» **Trecho selecionado**
O Ministério Público Federal (MPF) recorreu, nesta terça-feira (15), ao Tribunal Regional Federal da 1ª Região (TRF1), em Brasília (DF), contra a decisão da Justiça Federal no Pará que negou o pedido de suspensão imediata dos efeitos do contrato de créditos de carbono firmado entre o estado do Pará e uma coalizão de governos estrangeiros e corporações multinacionais.
No recurso, o MPF reafirma a urgência da medida, alega que a decisão judicial foi equivocada e apresenta novos fatos que reforçam o risco de dano irreparável a povos e comunidades tradicionais. A ação inicial foi ajuizada em 3 de junho e pede a anulação do contrato, argumentando que ele configura uma venda antecipada de créditos de carbono — prática vedada pela Lei nº 15.042/2024 — e que não houve consulta prévia, livre e informada (CPLI) às populações impactadas.

(Listagens de elementos e regiões)
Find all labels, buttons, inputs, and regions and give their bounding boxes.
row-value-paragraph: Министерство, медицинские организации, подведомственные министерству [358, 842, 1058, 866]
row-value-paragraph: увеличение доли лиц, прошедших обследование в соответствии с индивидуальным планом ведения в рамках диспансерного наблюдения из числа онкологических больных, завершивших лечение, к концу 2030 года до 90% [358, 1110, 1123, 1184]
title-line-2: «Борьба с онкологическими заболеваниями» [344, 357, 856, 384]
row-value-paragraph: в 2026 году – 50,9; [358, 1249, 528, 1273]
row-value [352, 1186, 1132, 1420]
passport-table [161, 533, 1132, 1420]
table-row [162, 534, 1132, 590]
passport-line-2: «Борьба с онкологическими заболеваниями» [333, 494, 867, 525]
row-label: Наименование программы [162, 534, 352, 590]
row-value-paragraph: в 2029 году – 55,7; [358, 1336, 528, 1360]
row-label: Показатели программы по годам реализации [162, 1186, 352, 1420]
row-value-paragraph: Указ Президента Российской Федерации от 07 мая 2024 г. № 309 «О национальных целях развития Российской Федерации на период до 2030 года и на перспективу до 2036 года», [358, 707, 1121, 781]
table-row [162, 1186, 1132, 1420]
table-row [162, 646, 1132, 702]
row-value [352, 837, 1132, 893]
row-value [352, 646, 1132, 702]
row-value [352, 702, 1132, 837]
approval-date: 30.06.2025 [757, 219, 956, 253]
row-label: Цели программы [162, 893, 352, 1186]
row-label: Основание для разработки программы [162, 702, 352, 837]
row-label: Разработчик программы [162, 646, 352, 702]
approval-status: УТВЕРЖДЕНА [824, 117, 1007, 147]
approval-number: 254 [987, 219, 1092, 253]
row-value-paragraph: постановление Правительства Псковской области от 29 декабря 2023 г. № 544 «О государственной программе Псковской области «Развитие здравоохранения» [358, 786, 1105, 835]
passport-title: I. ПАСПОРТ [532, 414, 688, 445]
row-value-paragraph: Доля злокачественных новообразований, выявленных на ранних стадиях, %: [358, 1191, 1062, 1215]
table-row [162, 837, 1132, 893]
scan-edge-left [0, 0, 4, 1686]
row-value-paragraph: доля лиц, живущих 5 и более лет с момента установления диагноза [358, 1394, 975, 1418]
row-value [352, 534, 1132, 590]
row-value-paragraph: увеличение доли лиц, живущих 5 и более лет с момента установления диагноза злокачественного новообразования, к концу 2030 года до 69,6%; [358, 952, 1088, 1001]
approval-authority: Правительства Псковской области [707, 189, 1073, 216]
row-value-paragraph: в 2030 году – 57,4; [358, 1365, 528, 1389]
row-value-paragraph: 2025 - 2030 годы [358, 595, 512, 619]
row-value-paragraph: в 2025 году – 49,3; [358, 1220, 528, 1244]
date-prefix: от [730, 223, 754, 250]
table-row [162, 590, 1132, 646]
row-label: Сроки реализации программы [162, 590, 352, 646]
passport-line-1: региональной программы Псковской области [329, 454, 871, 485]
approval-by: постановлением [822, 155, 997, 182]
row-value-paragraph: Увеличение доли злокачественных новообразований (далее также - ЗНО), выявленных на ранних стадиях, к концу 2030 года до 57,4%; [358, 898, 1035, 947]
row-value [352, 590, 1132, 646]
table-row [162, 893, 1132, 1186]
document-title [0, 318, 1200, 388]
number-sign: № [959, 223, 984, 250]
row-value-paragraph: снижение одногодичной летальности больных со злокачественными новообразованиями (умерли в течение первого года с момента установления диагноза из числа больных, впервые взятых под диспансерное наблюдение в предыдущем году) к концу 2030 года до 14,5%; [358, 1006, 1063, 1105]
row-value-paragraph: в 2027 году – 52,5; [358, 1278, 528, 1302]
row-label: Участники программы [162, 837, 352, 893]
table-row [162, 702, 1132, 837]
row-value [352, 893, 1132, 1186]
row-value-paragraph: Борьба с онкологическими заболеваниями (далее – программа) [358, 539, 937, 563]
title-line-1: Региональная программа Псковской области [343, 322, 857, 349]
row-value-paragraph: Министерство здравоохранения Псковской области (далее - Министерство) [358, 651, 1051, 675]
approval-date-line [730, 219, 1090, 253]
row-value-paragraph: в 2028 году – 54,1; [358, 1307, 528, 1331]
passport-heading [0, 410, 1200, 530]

» **Objetivo proposto A**
Transcreva literalmente o trecho da notícia sobre o contrato de créditos de carbono, começando em "O Ministério Público" e terminando em "e corporações multinacionais.".
» **Objetivo proposto B**
Dê sequência à notícia sobre o contrato de créditos de carbono a partir do ponto em que ela termina.

» **Resultado do exercício A**
O Ministério Público Federal (MPF) recorreu, nesta terça-feira (15), ao Tribunal Regional Federal da 1ª Região (TRF1), em Brasília (DF), contra a decisão da Justiça Federal no Pará que negou o pedido de suspensão imediata dos efeitos do contrato de créditos de carbono firmado entre o estado do Pará e uma coalizão de governos estrangeiros e corporações multinacionais.

» **Resultado do exercício B**
No entanto, em 9 de junho, a Justiça Federal negou o pedido liminar, ao entender que o MPF não comprovou a urgência da suspensão e que o contrato prevê cláusulas de salvaguarda, como a realização de consulta “quando e se aplicável”, a critério técnico e jurídico da instituição vendedora dos créditos.
No recurso, o MPF contesta essa avaliação e sustenta que o perigo da demora é concreto, uma vez que o contrato já está em vigor e pressiona a implementação acelerada do sistema estadual de Redução de Emissões por Desmatamento e Degradação Florestal (REDD+) no Pará, a tempo da realização da COP 30. Segundo o órgão, isso atropela o processo de deliberação das comunidades envolvidas.
Além disso, o MPF destaca que a cláusula de salvaguarda não supre a ilegalidade do processo, já que a consulta deveria ter ocorrido antes da assinatura do contrato e da fixação do preço (US$ 15 por tonelada de crédito futuro). Qualquer tentativa de consulta posterior, argumenta o órgão, “torna-se mera formalidade, esvaziando o próprio conteúdo da CPLI”.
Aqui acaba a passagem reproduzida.